Stored dataset items
— Begin —

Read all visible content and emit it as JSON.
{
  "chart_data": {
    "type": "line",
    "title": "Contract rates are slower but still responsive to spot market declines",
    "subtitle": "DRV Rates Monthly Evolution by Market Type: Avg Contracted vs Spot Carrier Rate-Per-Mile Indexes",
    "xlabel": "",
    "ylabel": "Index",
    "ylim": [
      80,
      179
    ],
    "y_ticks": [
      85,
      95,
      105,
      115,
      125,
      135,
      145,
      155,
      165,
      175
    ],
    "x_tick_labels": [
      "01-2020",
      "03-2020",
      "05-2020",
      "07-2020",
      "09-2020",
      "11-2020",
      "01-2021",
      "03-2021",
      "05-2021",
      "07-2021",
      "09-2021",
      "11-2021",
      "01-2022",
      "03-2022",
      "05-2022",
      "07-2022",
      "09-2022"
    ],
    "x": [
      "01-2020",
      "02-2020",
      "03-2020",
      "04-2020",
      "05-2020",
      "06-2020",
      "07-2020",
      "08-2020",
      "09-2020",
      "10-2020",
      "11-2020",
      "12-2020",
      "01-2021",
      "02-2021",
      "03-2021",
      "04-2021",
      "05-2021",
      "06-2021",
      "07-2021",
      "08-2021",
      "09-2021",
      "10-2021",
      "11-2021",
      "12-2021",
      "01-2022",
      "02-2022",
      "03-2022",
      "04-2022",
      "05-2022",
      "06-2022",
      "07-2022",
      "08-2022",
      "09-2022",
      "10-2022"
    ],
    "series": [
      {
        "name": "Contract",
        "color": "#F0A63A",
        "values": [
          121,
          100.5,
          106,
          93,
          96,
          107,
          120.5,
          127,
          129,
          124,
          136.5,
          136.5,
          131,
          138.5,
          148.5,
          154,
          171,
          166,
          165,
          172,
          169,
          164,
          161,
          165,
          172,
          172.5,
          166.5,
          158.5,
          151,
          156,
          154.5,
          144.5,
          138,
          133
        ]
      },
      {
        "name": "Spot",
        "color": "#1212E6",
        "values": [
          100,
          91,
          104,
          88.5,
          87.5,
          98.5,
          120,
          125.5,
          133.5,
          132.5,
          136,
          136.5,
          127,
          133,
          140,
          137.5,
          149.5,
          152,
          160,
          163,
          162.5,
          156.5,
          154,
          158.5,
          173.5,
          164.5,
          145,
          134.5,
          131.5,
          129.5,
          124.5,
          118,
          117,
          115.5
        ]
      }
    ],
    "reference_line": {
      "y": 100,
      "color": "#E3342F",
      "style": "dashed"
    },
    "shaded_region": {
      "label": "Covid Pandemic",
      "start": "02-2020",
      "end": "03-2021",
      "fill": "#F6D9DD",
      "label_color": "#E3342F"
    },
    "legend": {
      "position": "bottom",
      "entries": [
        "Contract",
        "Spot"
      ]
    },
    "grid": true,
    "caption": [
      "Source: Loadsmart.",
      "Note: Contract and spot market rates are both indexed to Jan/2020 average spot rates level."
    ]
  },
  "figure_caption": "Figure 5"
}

— End —

§ **Problem details**: Reproduce the listing in full. Keep it exactly as written.

§ **The solution**:
Read all visible content and emit it as JSON.
{
  "chart_data": {
    "type": "line",
    "title": "Contract rates are slower but still responsive to spot market declines",
    "subtitle": "DRV Rates Monthly Evolution by Market Type: Avg Contracted vs Spot Carrier Rate-Per-Mile Indexes",
    "xlabel": "",
    "ylabel": "Index",
    "ylim": [
      80,
      179
    ],
    "y_ticks": [
      85,
      95,
      105,
      115,
      125,
      135,
      145,
      155,
      165,
      175
    ],
    "x_tick_labels": [
      "01-2020",
      "03-2020",
      "05-2020",
      "07-2020",
      "09-2020",
      "11-2020",
      "01-2021",
      "03-2021",
      "05-2021",
      "07-2021",
      "09-2021",
      "11-2021",
      "01-2022",
      "03-2022",
      "05-2022",
      "07-2022",
      "09-2022"
    ],
    "x": [
      "01-2020",
      "02-2020",
      "03-2020",
      "04-2020",
      "05-2020",
      "06-2020",
      "07-2020",
      "08-2020",
      "09-2020",
      "10-2020",
      "11-2020",
      "12-2020",
      "01-2021",
      "02-2021",
      "03-2021",
      "04-2021",
      "05-2021",
      "06-2021",
      "07-2021",
      "08-2021",
      "09-2021",
      "10-2021",
      "11-2021",
      "12-2021",
      "01-2022",
      "02-2022",
      "03-2022",
      "04-2022",
      "05-2022",
      "06-2022",
      "07-2022",
      "08-2022",
      "09-2022",
      "10-2022"
    ],
    "series": [
      {
        "name": "Contract",
        "color": "#F0A63A",
        "values": [
          121,
          100.5,
          106,
          93,
          96,
          107,
          120.5,
          127,
          129,
          124,
          136.5,
          136.5,
          131,
          138.5,
          148.5,
          154,
          171,
          166,
          165,
          172,
          169,
          164,
          161,
          165,
          172,
          172.5,
          166.5,
          158.5,
          151,
          156,
          154.5,
          144.5,
          138,
          133
        ]
      },
      {
        "name": "Spot",
        "color": "#1212E6",
        "values": [
          100,
          91,
          104,
          88.5,
          87.5,
          98.5,
          120,
          125.5,
          133.5,
          132.5,
          136,
          136.5,
          127,
          133,
          140,
          137.5,
          149.5,
          152,
          160,
          163,
          162.5,
          156.5,
          154,
          158.5,
          173.5,
          164.5,
          145,
          134.5,
          131.5,
          129.5,
          124.5,
          118,
          117,
          115.5
        ]
      }
    ],
    "reference_line": {
      "y": 100,
      "color": "#E3342F",
      "style": "dashed"
    },
    "shaded_region": {
      "label": "Covid Pandemic",
      "start": "02-2020",
      "end": "03-2021",
      "fill": "#F6D9DD",
      "label_color": "#E3342F"
    },
    "legend": {
      "position": "bottom",
      "entries": [
        "Contract",
        "Spot"
      ]
    },
    "grid": true,
    "caption": [
      "Source: Loadsmart.",
      "Note: Contract and spot market rates are both indexed to Jan/2020 average spot rates level."
    ]
  },
  "figure_caption": "Figure 5"
}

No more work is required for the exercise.